Saved entries
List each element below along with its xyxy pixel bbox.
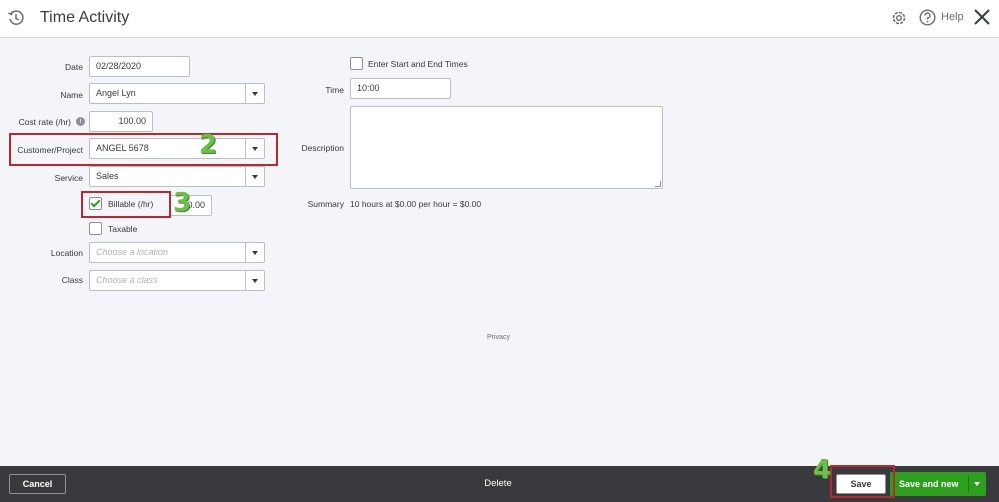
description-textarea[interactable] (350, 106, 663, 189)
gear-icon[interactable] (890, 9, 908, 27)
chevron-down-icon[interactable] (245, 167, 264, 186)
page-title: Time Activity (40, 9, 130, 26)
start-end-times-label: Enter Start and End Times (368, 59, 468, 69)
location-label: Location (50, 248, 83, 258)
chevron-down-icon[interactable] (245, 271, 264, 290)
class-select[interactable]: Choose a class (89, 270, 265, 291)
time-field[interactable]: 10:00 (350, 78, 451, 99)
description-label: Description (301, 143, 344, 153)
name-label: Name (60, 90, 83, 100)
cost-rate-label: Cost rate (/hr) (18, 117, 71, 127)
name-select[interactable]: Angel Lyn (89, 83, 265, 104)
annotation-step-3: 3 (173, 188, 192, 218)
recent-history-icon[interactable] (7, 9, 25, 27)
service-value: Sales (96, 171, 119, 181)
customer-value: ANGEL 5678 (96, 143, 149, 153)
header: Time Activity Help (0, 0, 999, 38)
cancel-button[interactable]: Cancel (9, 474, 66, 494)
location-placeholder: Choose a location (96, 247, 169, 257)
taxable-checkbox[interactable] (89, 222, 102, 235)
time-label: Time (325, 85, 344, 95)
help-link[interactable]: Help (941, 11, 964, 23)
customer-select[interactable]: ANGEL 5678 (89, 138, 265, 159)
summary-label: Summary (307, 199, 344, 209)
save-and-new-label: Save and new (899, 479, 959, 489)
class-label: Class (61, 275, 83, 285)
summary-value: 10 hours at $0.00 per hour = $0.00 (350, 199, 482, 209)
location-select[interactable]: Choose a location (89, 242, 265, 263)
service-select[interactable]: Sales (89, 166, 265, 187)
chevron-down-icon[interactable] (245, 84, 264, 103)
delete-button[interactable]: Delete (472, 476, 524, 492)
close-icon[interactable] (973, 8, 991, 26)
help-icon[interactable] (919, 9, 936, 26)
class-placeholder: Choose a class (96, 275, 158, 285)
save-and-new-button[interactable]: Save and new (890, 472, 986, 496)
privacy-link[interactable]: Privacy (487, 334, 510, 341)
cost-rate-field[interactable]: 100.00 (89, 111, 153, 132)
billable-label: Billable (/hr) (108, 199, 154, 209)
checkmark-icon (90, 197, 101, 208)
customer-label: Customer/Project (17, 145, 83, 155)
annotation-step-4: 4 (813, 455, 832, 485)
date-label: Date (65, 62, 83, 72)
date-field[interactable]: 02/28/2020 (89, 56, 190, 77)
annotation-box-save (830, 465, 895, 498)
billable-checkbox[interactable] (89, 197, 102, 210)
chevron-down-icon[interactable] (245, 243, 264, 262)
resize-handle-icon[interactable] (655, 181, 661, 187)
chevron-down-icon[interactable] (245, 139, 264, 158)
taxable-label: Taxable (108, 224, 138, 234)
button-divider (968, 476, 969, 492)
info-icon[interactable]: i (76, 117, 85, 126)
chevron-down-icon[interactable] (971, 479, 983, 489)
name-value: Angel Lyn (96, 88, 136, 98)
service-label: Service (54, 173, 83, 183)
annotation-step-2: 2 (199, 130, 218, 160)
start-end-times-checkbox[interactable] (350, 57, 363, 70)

_Description of the task_:
Reproduce the rows above, swapping every "Choose a location" for "Select a location" and keeping everything else unchanged. Leave the pictures out.

_Response below_:
List each element below along with its xyxy pixel bbox.
description-textarea[interactable] (350, 106, 663, 189)
gear-icon[interactable] (890, 9, 908, 27)
chevron-down-icon[interactable] (245, 167, 264, 186)
page-title: Time Activity (40, 9, 130, 26)
start-end-times-label: Enter Start and End Times (368, 59, 468, 69)
location-label: Location (50, 248, 83, 258)
chevron-down-icon[interactable] (245, 271, 264, 290)
class-select[interactable]: Choose a class (89, 270, 265, 291)
time-field[interactable]: 10:00 (350, 78, 451, 99)
description-label: Description (301, 143, 344, 153)
name-label: Name (60, 90, 83, 100)
cost-rate-label: Cost rate (/hr) (18, 117, 71, 127)
name-select[interactable]: Angel Lyn (89, 83, 265, 104)
annotation-step-3: 3 (173, 188, 192, 218)
recent-history-icon[interactable] (7, 9, 25, 27)
service-value: Sales (96, 171, 119, 181)
customer-value: ANGEL 5678 (96, 143, 149, 153)
header: Time Activity Help (0, 0, 999, 38)
cancel-button[interactable]: Cancel (9, 474, 66, 494)
location-placeholder: Select a location (96, 247, 169, 257)
taxable-checkbox[interactable] (89, 222, 102, 235)
time-label: Time (325, 85, 344, 95)
help-link[interactable]: Help (941, 11, 964, 23)
customer-select[interactable]: ANGEL 5678 (89, 138, 265, 159)
summary-label: Summary (307, 199, 344, 209)
save-and-new-label: Save and new (899, 479, 959, 489)
class-label: Class (61, 275, 83, 285)
summary-value: 10 hours at $0.00 per hour = $0.00 (350, 199, 482, 209)
location-select[interactable]: Select a location (89, 242, 265, 263)
service-select[interactable]: Sales (89, 166, 265, 187)
chevron-down-icon[interactable] (245, 84, 264, 103)
delete-button[interactable]: Delete (472, 476, 524, 492)
close-icon[interactable] (973, 8, 991, 26)
help-icon[interactable] (919, 9, 936, 26)
class-placeholder: Choose a class (96, 275, 158, 285)
save-and-new-button[interactable]: Save and new (890, 472, 986, 496)
privacy-link[interactable]: Privacy (487, 334, 510, 341)
cost-rate-field[interactable]: 100.00 (89, 111, 153, 132)
billable-label: Billable (/hr) (108, 199, 154, 209)
checkmark-icon (90, 197, 101, 208)
customer-label: Customer/Project (17, 145, 83, 155)
annotation-step-4: 4 (813, 455, 832, 485)
date-label: Date (65, 62, 83, 72)
date-field[interactable]: 02/28/2020 (89, 56, 190, 77)
annotation-box-save (830, 465, 895, 498)
billable-checkbox[interactable] (89, 197, 102, 210)
chevron-down-icon[interactable] (245, 243, 264, 262)
resize-handle-icon[interactable] (655, 181, 661, 187)
chevron-down-icon[interactable] (245, 139, 264, 158)
taxable-label: Taxable (108, 224, 138, 234)
button-divider (968, 476, 969, 492)
info-icon[interactable]: i (76, 117, 85, 126)
chevron-down-icon[interactable] (971, 479, 983, 489)
name-value: Angel Lyn (96, 88, 136, 98)
service-label: Service (54, 173, 83, 183)
annotation-step-2: 2 (199, 130, 218, 160)
start-end-times-checkbox[interactable] (350, 57, 363, 70)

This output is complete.